*REQUEST*: Please copy all the lines that follow, word for word.

*STORED RECORDS*:
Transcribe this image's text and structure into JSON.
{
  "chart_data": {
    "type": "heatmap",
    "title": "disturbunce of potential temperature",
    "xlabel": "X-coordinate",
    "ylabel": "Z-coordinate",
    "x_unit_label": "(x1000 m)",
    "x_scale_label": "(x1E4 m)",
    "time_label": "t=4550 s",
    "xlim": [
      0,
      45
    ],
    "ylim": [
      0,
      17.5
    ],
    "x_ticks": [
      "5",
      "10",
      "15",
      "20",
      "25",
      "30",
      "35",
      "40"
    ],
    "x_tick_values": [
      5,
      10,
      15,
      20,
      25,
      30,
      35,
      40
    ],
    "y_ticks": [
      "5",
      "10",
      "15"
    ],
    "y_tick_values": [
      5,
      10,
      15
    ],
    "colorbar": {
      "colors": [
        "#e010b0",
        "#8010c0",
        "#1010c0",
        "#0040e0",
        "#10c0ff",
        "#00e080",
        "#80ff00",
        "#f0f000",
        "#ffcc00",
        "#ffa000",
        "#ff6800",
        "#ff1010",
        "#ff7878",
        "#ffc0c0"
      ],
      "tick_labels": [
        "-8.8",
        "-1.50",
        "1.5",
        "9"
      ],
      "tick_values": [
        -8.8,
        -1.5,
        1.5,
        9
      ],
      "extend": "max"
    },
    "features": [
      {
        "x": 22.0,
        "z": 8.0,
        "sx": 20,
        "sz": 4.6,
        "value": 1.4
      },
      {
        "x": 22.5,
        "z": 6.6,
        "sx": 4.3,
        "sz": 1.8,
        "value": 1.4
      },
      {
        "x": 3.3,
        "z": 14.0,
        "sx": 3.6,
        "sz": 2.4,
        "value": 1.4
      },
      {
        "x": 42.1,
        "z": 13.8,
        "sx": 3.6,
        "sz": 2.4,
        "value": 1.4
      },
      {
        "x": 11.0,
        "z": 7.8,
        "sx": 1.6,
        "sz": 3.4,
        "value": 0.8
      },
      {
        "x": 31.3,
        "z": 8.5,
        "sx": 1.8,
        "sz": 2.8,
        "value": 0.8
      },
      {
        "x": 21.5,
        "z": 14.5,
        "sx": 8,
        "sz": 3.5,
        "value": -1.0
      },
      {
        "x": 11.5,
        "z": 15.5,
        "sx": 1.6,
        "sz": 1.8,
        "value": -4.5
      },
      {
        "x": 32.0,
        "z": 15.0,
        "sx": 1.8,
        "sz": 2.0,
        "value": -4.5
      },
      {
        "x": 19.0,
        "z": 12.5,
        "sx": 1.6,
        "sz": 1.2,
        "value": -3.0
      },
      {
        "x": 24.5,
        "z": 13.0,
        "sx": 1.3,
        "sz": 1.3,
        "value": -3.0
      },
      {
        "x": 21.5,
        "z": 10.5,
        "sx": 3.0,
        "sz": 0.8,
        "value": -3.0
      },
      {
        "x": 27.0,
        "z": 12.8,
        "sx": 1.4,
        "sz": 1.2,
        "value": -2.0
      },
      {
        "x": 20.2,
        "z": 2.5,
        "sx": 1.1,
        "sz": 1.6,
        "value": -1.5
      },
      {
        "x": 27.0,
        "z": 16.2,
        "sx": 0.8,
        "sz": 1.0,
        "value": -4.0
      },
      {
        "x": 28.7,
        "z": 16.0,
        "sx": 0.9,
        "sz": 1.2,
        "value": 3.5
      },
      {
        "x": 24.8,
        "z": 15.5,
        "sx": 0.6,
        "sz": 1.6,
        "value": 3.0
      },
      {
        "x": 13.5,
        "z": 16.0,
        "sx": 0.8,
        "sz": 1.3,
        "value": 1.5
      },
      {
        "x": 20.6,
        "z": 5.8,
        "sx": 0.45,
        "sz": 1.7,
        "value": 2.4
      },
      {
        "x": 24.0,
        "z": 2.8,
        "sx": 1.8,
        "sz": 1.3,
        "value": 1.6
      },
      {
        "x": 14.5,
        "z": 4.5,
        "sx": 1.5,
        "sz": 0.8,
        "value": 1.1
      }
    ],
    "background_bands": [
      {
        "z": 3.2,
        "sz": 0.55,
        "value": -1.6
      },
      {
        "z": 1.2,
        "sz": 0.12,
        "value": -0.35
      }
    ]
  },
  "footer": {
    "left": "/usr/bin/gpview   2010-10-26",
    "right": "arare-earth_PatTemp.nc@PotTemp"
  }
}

*TASK RESULT*:
Transcribe this image's text and structure into JSON.
{
  "chart_data": {
    "type": "heatmap",
    "title": "disturbunce of potential temperature",
    "xlabel": "X-coordinate",
    "ylabel": "Z-coordinate",
    "x_unit_label": "(x1000 m)",
    "x_scale_label": "(x1E4 m)",
    "time_label": "t=4550 s",
    "xlim": [
      0,
      45
    ],
    "ylim": [
      0,
      17.5
    ],
    "x_ticks": [
      "5",
      "10",
      "15",
      "20",
      "25",
      "30",
      "35",
      "40"
    ],
    "x_tick_values": [
      5,
      10,
      15,
      20,
      25,
      30,
      35,
      40
    ],
    "y_ticks": [
      "5",
      "10",
      "15"
    ],
    "y_tick_values": [
      5,
      10,
      15
    ],
    "colorbar": {
      "colors": [
        "#e010b0",
        "#8010c0",
        "#1010c0",
        "#0040e0",
        "#10c0ff",
        "#00e080",
        "#80ff00",
        "#f0f000",
        "#ffcc00",
        "#ffa000",
        "#ff6800",
        "#ff1010",
        "#ff7878",
        "#ffc0c0"
      ],
      "tick_labels": [
        "-8.8",
        "-1.50",
        "1.5",
        "9"
      ],
      "tick_values": [
        -8.8,
        -1.5,
        1.5,
        9
      ],
      "extend": "max"
    },
    "features": [
      {
        "x": 22.0,
        "z": 8.0,
        "sx": 20,
        "sz": 4.6,
        "value": 1.4
      },
      {
        "x": 22.5,
        "z": 6.6,
        "sx": 4.3,
        "sz": 1.8,
        "value": 1.4
      },
      {
        "x": 3.3,
        "z": 14.0,
        "sx": 3.6,
        "sz": 2.4,
        "value": 1.4
      },
      {
        "x": 42.1,
        "z": 13.8,
        "sx": 3.6,
        "sz": 2.4,
        "value": 1.4
      },
      {
        "x": 11.0,
        "z": 7.8,
        "sx": 1.6,
        "sz": 3.4,
        "value": 0.8
      },
      {
        "x": 31.3,
        "z": 8.5,
        "sx": 1.8,
        "sz": 2.8,
        "value": 0.8
      },
      {
        "x": 21.5,
        "z": 14.5,
        "sx": 8,
        "sz": 3.5,
        "value": -1.0
      },
      {
        "x": 11.5,
        "z": 15.5,
        "sx": 1.6,
        "sz": 1.8,
        "value": -4.5
      },
      {
        "x": 32.0,
        "z": 15.0,
        "sx": 1.8,
        "sz": 2.0,
        "value": -4.5
      },
      {
        "x": 19.0,
        "z": 12.5,
        "sx": 1.6,
        "sz": 1.2,
        "value": -3.0
      },
      {
        "x": 24.5,
        "z": 13.0,
        "sx": 1.3,
        "sz": 1.3,
        "value": -3.0
      },
      {
        "x": 21.5,
        "z": 10.5,
        "sx": 3.0,
        "sz": 0.8,
        "value": -3.0
      },
      {
        "x": 27.0,
        "z": 12.8,
        "sx": 1.4,
        "sz": 1.2,
        "value": -2.0
      },
      {
        "x": 20.2,
        "z": 2.5,
        "sx": 1.1,
        "sz": 1.6,
        "value": -1.5
      },
      {
        "x": 27.0,
        "z": 16.2,
        "sx": 0.8,
        "sz": 1.0,
        "value": -4.0
      },
      {
        "x": 28.7,
        "z": 16.0,
        "sx": 0.9,
        "sz": 1.2,
        "value": 3.5
      },
      {
        "x": 24.8,
        "z": 15.5,
        "sx": 0.6,
        "sz": 1.6,
        "value": 3.0
      },
      {
        "x": 13.5,
        "z": 16.0,
        "sx": 0.8,
        "sz": 1.3,
        "value": 1.5
      },
      {
        "x": 20.6,
        "z": 5.8,
        "sx": 0.45,
        "sz": 1.7,
        "value": 2.4
      },
      {
        "x": 24.0,
        "z": 2.8,
        "sx": 1.8,
        "sz": 1.3,
        "value": 1.6
      },
      {
        "x": 14.5,
        "z": 4.5,
        "sx": 1.5,
        "sz": 0.8,
        "value": 1.1
      }
    ],
    "background_bands": [
      {
        "z": 3.2,
        "sz": 0.55,
        "value": -1.6
      },
      {
        "z": 1.2,
        "sz": 0.12,
        "value": -0.35
      }
    ]
  },
  "footer": {
    "left": "/usr/bin/gpview   2010-10-26",
    "right": "arare-earth_PatTemp.nc@PotTemp"
  }
}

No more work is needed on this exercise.